#### [WHAT YOU SHOULD DO]
Copy every line with the string "示例项目" in it.

+===+

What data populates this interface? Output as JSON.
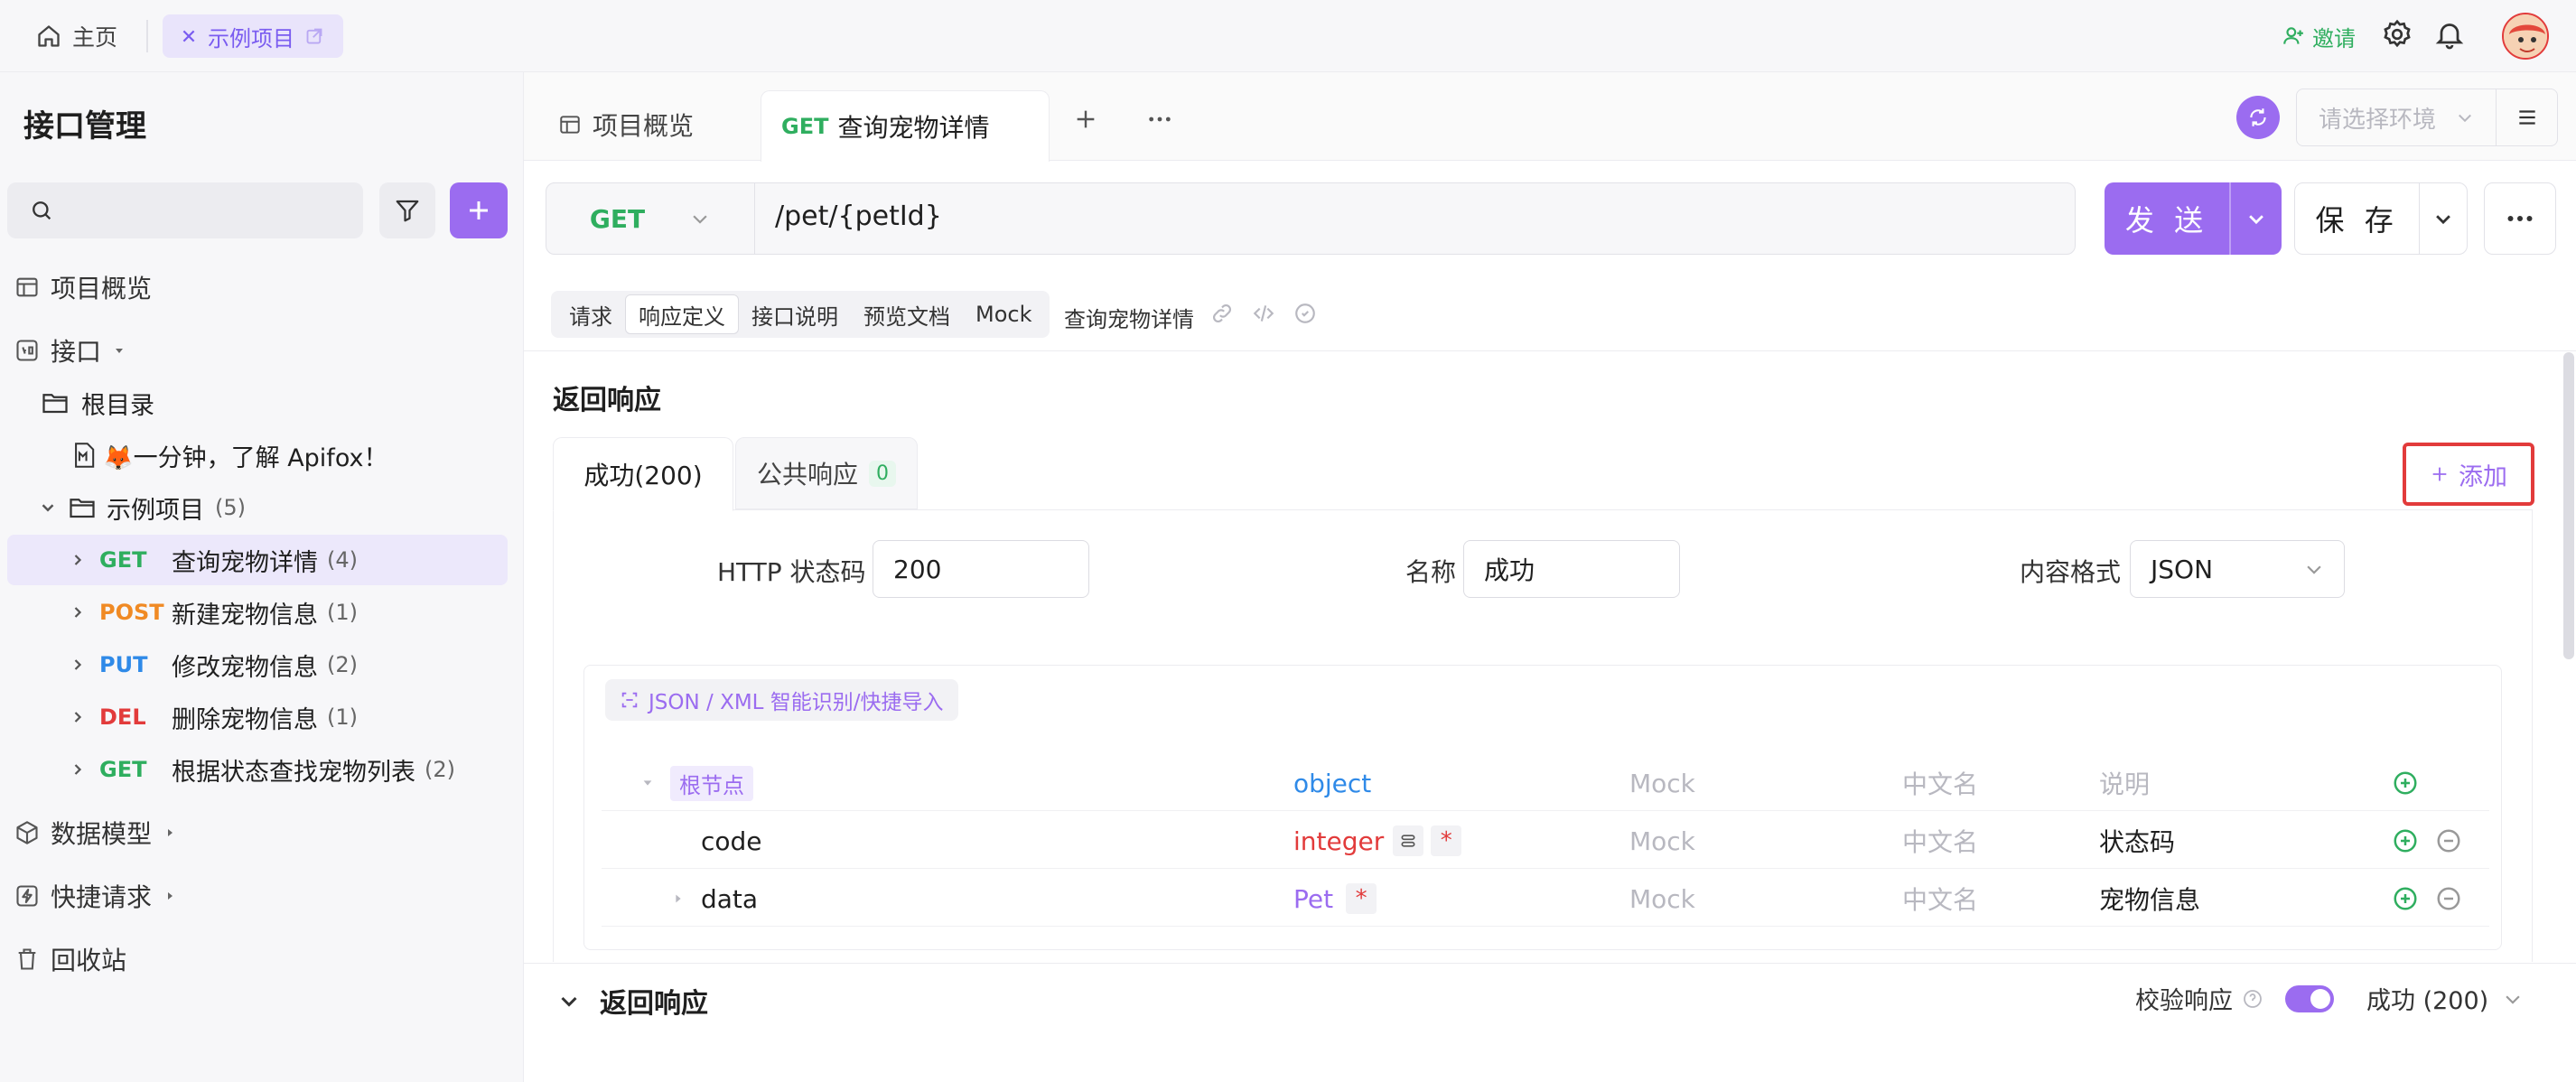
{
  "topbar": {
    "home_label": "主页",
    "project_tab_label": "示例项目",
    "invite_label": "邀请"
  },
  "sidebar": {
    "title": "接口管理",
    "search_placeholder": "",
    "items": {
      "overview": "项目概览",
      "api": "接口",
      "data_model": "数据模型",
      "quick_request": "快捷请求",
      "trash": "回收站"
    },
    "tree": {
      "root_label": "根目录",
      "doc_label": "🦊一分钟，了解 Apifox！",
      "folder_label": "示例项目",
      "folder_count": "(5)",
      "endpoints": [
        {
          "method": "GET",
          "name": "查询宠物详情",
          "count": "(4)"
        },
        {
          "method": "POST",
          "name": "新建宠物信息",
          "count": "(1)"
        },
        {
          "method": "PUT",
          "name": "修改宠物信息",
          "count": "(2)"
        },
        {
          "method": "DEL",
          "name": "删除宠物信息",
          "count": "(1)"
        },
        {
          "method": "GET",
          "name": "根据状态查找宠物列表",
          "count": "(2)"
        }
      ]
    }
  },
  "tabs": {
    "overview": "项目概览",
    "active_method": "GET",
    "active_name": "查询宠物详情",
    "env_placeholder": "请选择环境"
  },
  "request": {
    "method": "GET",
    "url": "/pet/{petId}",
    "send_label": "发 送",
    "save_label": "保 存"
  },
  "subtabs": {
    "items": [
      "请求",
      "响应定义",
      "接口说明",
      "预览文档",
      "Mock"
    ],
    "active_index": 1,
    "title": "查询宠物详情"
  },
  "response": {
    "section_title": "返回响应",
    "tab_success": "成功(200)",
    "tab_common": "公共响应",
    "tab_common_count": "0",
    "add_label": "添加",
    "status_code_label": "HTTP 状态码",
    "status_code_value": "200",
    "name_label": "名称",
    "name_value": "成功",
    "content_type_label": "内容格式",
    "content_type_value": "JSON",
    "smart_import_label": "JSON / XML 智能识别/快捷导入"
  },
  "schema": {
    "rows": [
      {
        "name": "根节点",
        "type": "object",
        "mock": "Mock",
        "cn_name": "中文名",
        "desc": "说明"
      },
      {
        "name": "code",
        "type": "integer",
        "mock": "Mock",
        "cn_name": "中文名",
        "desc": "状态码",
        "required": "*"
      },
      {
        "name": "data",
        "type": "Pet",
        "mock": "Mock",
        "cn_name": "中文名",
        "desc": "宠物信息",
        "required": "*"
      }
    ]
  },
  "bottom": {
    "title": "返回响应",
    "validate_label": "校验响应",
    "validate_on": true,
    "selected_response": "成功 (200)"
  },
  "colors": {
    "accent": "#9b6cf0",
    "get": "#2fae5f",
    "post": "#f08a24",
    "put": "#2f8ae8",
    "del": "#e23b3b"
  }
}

+===+

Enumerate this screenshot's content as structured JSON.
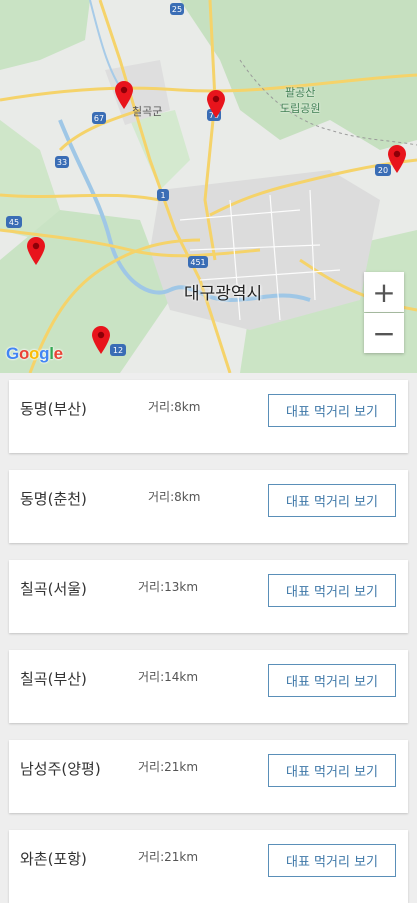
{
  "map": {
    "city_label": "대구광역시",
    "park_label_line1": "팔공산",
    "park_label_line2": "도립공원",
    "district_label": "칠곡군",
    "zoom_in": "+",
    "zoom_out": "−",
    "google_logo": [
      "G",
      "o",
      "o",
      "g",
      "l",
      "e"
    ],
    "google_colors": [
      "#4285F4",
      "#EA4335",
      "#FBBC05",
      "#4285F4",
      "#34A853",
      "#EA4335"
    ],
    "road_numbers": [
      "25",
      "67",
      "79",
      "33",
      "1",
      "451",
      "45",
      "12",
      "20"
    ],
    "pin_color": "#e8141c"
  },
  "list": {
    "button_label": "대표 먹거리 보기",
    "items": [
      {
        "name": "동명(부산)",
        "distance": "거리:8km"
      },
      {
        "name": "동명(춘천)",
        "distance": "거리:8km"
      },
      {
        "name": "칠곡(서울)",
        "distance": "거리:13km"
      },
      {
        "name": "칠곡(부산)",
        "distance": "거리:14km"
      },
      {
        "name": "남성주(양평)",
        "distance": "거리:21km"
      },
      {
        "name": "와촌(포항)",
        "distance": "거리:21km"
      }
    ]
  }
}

+===+

#### [TASK SOLUTION]
    "project_tab_label": "示例项目",
      "folder_label": "示例项目",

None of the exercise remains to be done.